Records from a collection

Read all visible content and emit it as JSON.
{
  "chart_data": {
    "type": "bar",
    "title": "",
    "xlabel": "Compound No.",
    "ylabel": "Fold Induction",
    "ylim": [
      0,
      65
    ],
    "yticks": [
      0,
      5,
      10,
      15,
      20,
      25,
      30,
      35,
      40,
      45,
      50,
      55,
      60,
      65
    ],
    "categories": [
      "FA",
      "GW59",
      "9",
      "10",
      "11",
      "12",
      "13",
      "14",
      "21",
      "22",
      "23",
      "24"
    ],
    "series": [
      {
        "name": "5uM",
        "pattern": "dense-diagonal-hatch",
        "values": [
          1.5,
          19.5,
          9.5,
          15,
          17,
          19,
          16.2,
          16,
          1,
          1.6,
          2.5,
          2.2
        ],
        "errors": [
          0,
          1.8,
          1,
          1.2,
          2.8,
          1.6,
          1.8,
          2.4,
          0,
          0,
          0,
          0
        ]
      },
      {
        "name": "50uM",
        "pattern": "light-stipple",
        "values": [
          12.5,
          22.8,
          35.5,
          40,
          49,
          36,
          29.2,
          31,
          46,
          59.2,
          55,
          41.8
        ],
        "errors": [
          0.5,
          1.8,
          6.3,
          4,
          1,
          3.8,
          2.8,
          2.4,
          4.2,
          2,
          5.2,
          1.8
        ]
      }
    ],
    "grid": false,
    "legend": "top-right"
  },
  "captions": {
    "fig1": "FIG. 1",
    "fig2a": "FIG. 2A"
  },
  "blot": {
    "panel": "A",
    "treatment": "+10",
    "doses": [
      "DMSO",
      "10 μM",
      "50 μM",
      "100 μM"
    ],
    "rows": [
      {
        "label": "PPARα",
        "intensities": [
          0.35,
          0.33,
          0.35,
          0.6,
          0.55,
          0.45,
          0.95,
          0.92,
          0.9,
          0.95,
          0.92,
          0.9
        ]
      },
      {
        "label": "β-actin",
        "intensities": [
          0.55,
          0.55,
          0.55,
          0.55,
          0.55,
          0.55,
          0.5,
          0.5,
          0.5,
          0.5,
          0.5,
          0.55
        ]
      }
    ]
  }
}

Exercise task |
From the data above, pick out each line containing "pattern" and copy it.

Exercise result |
        "pattern": "dense-diagonal-hatch",
        "pattern": "light-stipple",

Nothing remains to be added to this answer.